> PROBLEM STATEMENT: Gather all lines in the data that hold the string "index".

** Start DATASET EXCERPTS **

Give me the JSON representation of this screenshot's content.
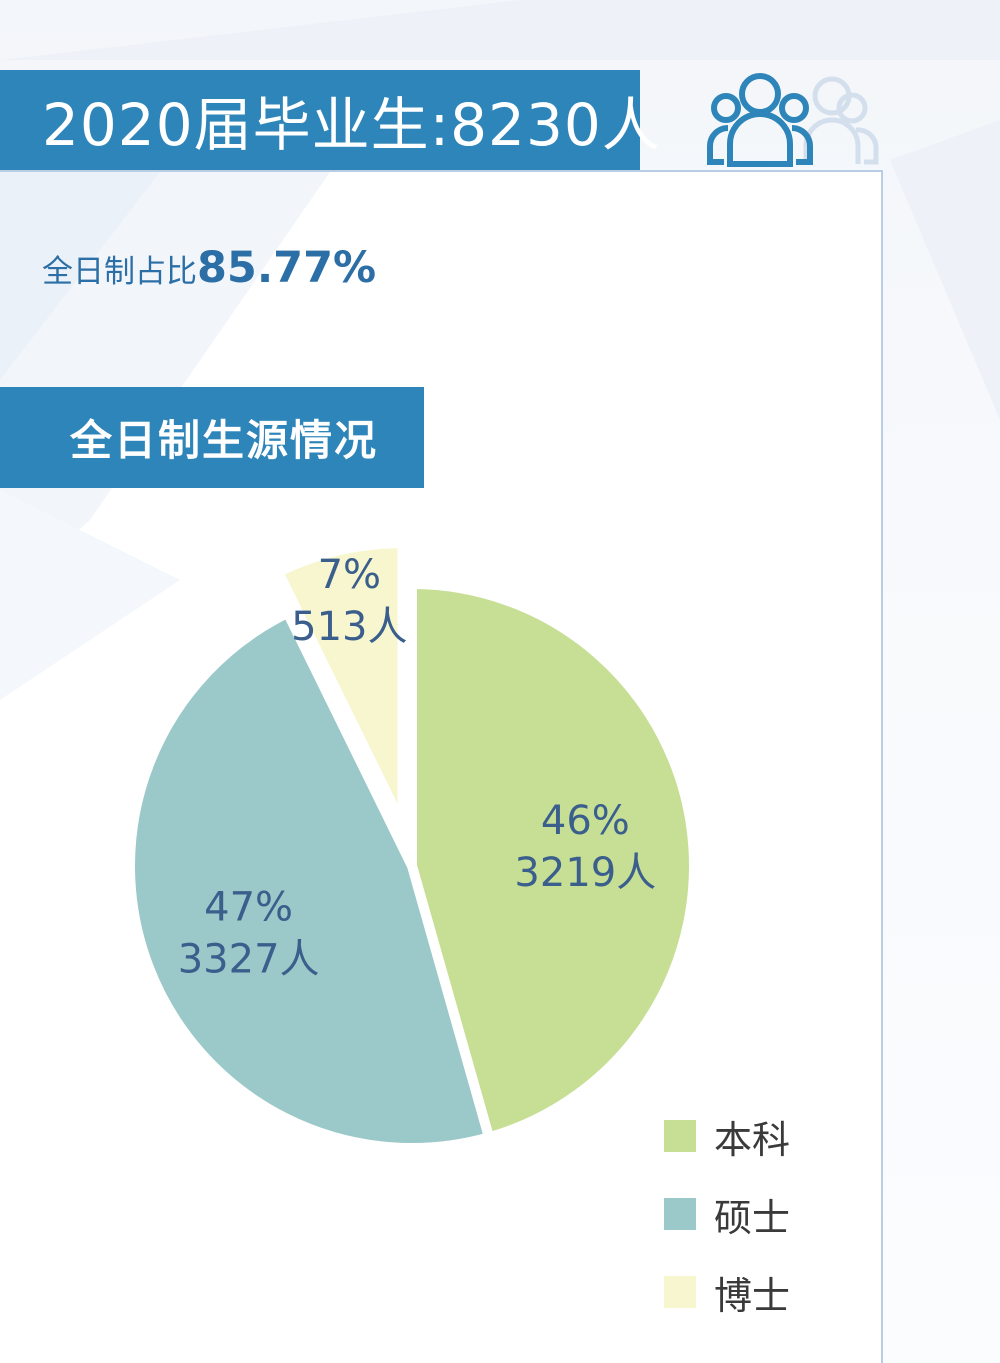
{
  "header": {
    "title": "2020届毕业生:8230人",
    "people_icon": "people-group-icon"
  },
  "summary": {
    "label": "全日制占比",
    "value": "85.77%"
  },
  "section": {
    "title": "全日制生源情况"
  },
  "colors": {
    "banner": "#2e85b9",
    "accent_text": "#2b6fa6"
  },
  "chart_data": {
    "type": "pie",
    "categories": [
      "本科",
      "硕士",
      "博士"
    ],
    "values": [
      3219,
      3327,
      513
    ],
    "percent_labels": [
      "46%",
      "47%",
      "7%"
    ],
    "count_labels": [
      "3219人",
      "3327人",
      "513人"
    ],
    "colors": [
      "#c7df95",
      "#9bc8c8",
      "#f7f6cf"
    ],
    "start_angle_deg": 0,
    "direction": "clockwise",
    "exploded": [
      false,
      false,
      true
    ],
    "legend": {
      "position": "bottom-right",
      "items": [
        "本科",
        "硕士",
        "博士"
      ]
    },
    "title": ""
  }
}
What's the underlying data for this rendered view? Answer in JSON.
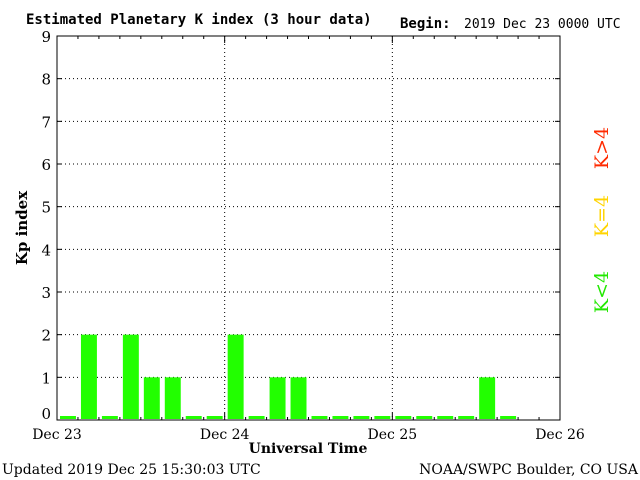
{
  "chart_data": {
    "type": "bar",
    "title": "Estimated Planetary K index (3 hour data)",
    "begin_label": "Begin:",
    "begin_value": "2019 Dec 23 0000 UTC",
    "xlabel": "Universal Time",
    "ylabel": "Kp index",
    "ylim": [
      0,
      9
    ],
    "y_ticks": [
      "0",
      "1",
      "2",
      "3",
      "4",
      "5",
      "6",
      "7",
      "8",
      "9"
    ],
    "x_ticks": [
      "Dec 23",
      "Dec 24",
      "Dec 25",
      "Dec 26"
    ],
    "grid": true,
    "bars_per_day": 8,
    "days": 3,
    "values": [
      0,
      2,
      0,
      2,
      1,
      1,
      0,
      0,
      2,
      0,
      1,
      1,
      0,
      0,
      0,
      0,
      0,
      0,
      0,
      0,
      1,
      0
    ],
    "legend": [
      {
        "label": "K>4",
        "color": "#ff2a00"
      },
      {
        "label": "K=4",
        "color": "#ffd400"
      },
      {
        "label": "K<4",
        "color": "#22e800"
      }
    ],
    "bar_color": "#22ff00"
  },
  "footer": {
    "updated": "Updated 2019 Dec 25 15:30:03 UTC",
    "source": "NOAA/SWPC Boulder, CO USA"
  }
}
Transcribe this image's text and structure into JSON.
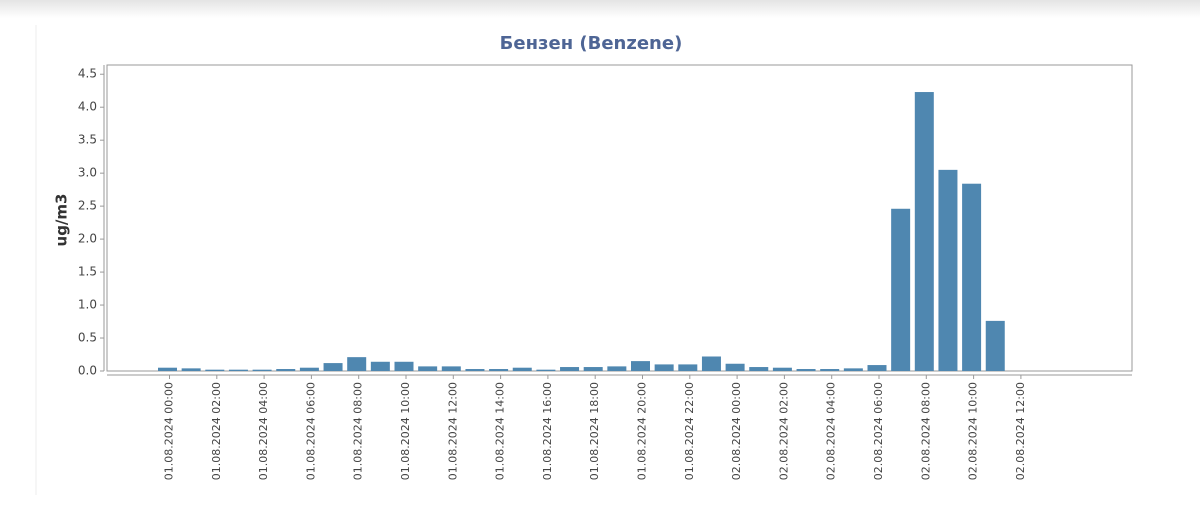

** End DATASET EXCERPTS **

> SOLVED PROBLEM:
    "title": "Estimated Planetary K index (3 hour data)",
    "ylabel": "Kp index",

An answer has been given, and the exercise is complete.